• [What the task asks]
Repeat every line of the data exactly, but not the pictures.

• [Stored rows]
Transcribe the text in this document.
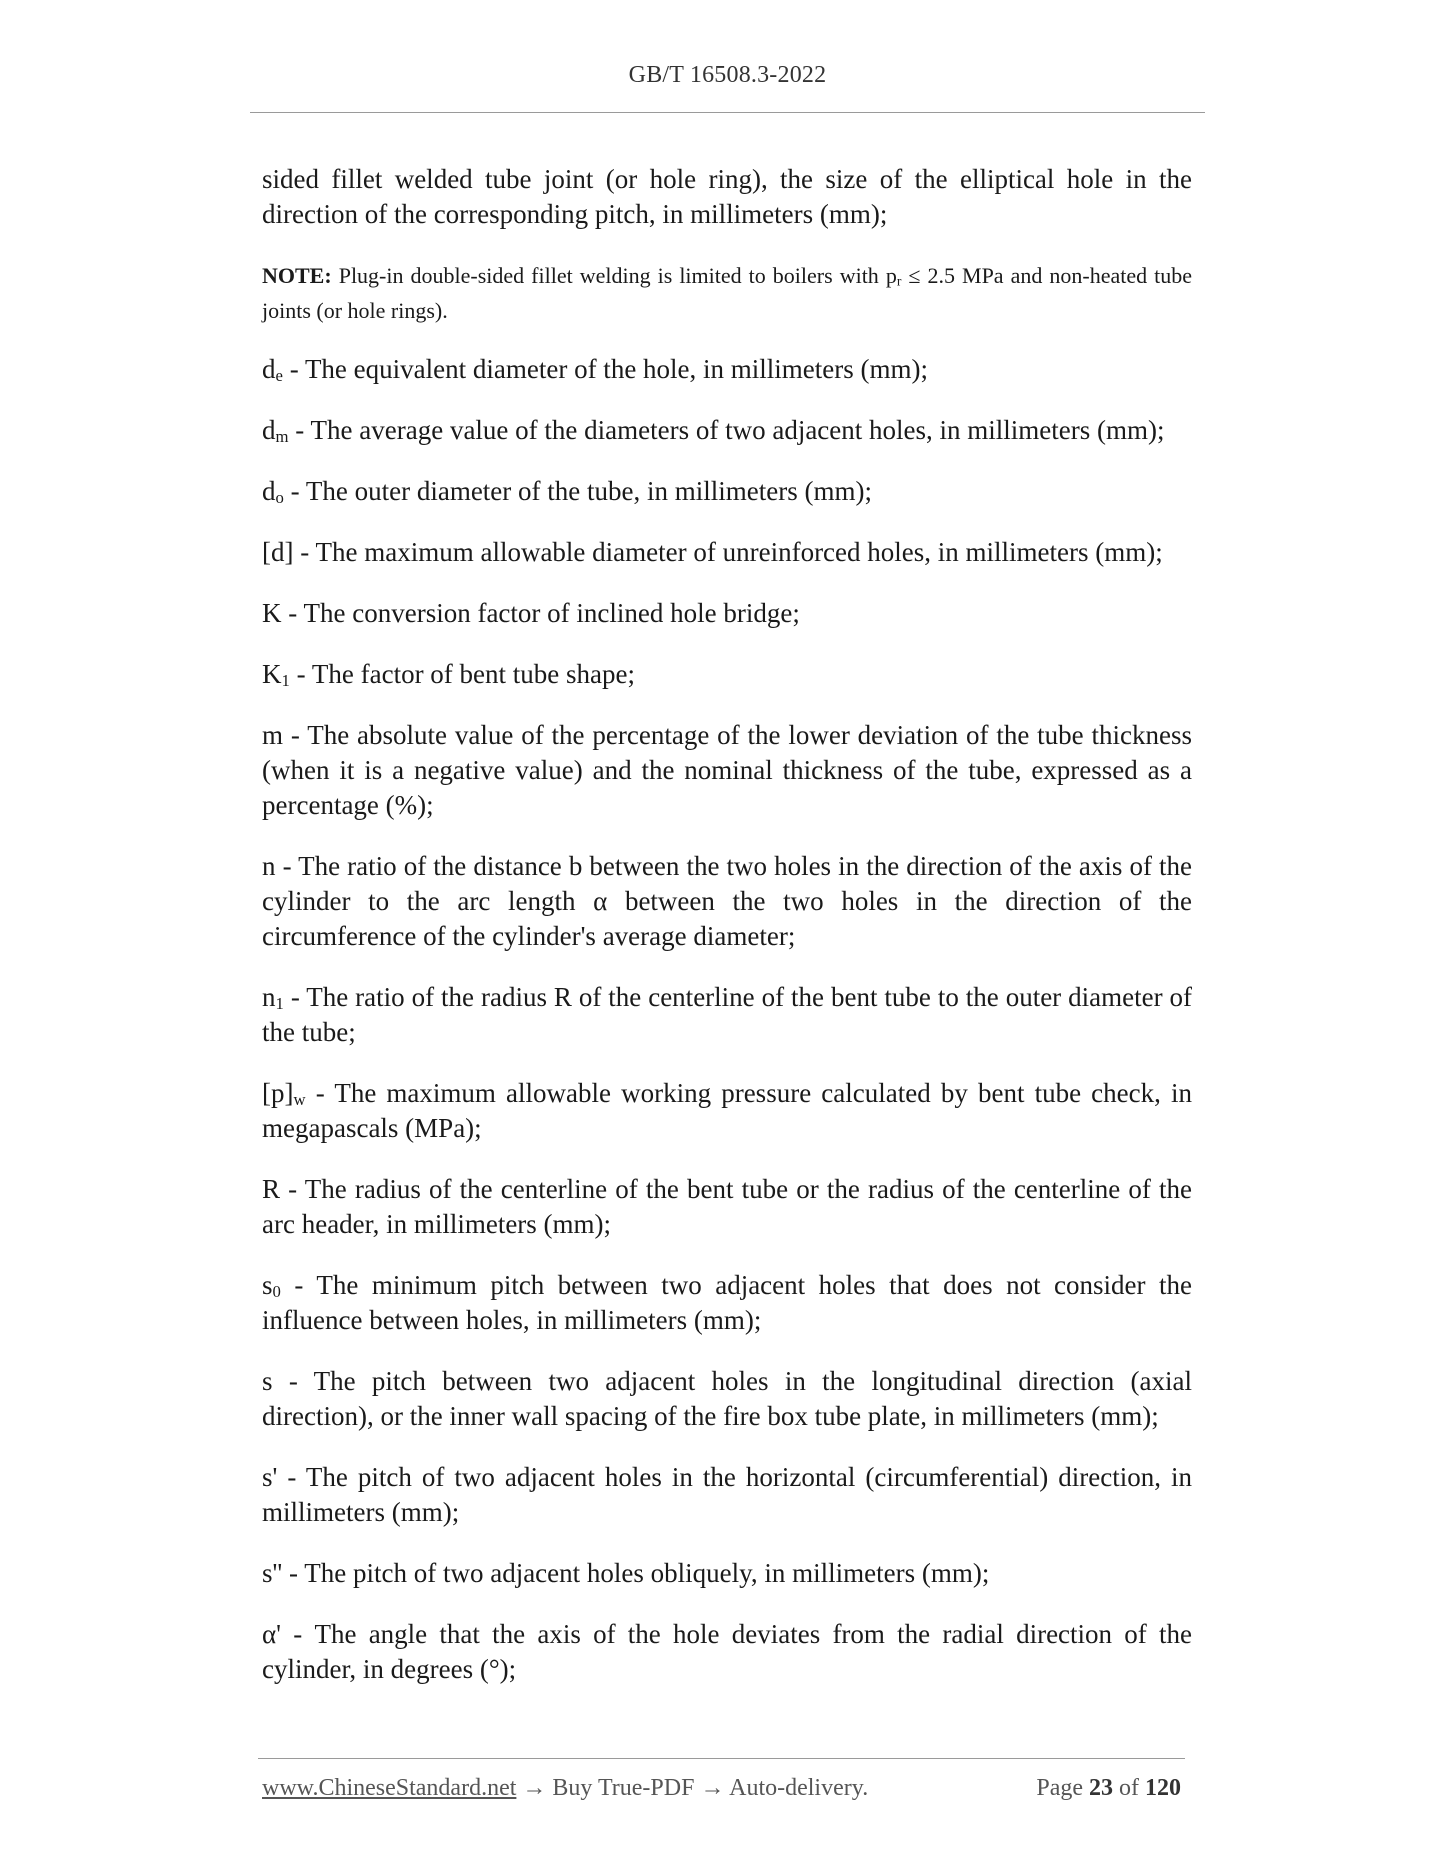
GB/T 16508.3-2022

sided fillet welded tube joint (or hole ring), the size of the elliptical hole in the direction of the corresponding pitch, in millimeters (mm);

NOTE: Plug-in double-sided fillet welding is limited to boilers with pr ≤ 2.5 MPa and non-heated tube joints (or hole rings).

de - The equivalent diameter of the hole, in millimeters (mm);

dm - The average value of the diameters of two adjacent holes, in millimeters (mm);

do - The outer diameter of the tube, in millimeters (mm);

[d] - The maximum allowable diameter of unreinforced holes, in millimeters (mm);

K - The conversion factor of inclined hole bridge;

K1 - The factor of bent tube shape;

m - The absolute value of the percentage of the lower deviation of the tube thickness (when it is a negative value) and the nominal thickness of the tube, expressed as a percentage (%);

n - The ratio of the distance b between the two holes in the direction of the axis of the cylinder to the arc length α between the two holes in the direction of the circumference of the cylinder's average diameter;

n1 - The ratio of the radius R of the centerline of the bent tube to the outer diameter of the tube;

[p]w - The maximum allowable working pressure calculated by bent tube check, in megapascals (MPa);

R - The radius of the centerline of the bent tube or the radius of the centerline of the arc header, in millimeters (mm);

s0 - The minimum pitch between two adjacent holes that does not consider the influence between holes, in millimeters (mm);

s - The pitch between two adjacent holes in the longitudinal direction (axial direction), or the inner wall spacing of the fire box tube plate, in millimeters (mm);

s' - The pitch of two adjacent holes in the horizontal (circumferential) direction, in millimeters (mm);

s'' - The pitch of two adjacent holes obliquely, in millimeters (mm);

α' - The angle that the axis of the hole deviates from the radial direction of the cylinder, in degrees (°);

www.ChineseStandard.net → Buy True-PDF → Auto-delivery.	Page 23 of 120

• [Solution below]
Transcribe the text in this document.
GB/T 16508.3-2022

sided fillet welded tube joint (or hole ring), the size of the elliptical hole in the direction of the corresponding pitch, in millimeters (mm);

NOTE: Plug-in double-sided fillet welding is limited to boilers with pr ≤ 2.5 MPa and non-heated tube joints (or hole rings).

de - The equivalent diameter of the hole, in millimeters (mm);

dm - The average value of the diameters of two adjacent holes, in millimeters (mm);

do - The outer diameter of the tube, in millimeters (mm);

[d] - The maximum allowable diameter of unreinforced holes, in millimeters (mm);

K - The conversion factor of inclined hole bridge;

K1 - The factor of bent tube shape;

m - The absolute value of the percentage of the lower deviation of the tube thickness (when it is a negative value) and the nominal thickness of the tube, expressed as a percentage (%);

n - The ratio of the distance b between the two holes in the direction of the axis of the cylinder to the arc length α between the two holes in the direction of the circumference of the cylinder's average diameter;

n1 - The ratio of the radius R of the centerline of the bent tube to the outer diameter of the tube;

[p]w - The maximum allowable working pressure calculated by bent tube check, in megapascals (MPa);

R - The radius of the centerline of the bent tube or the radius of the centerline of the arc header, in millimeters (mm);

s0 - The minimum pitch between two adjacent holes that does not consider the influence between holes, in millimeters (mm);

s - The pitch between two adjacent holes in the longitudinal direction (axial direction), or the inner wall spacing of the fire box tube plate, in millimeters (mm);

s' - The pitch of two adjacent holes in the horizontal (circumferential) direction, in millimeters (mm);

s'' - The pitch of two adjacent holes obliquely, in millimeters (mm);

α' - The angle that the axis of the hole deviates from the radial direction of the cylinder, in degrees (°);

www.ChineseStandard.net → Buy True-PDF → Auto-delivery.	Page 23 of 120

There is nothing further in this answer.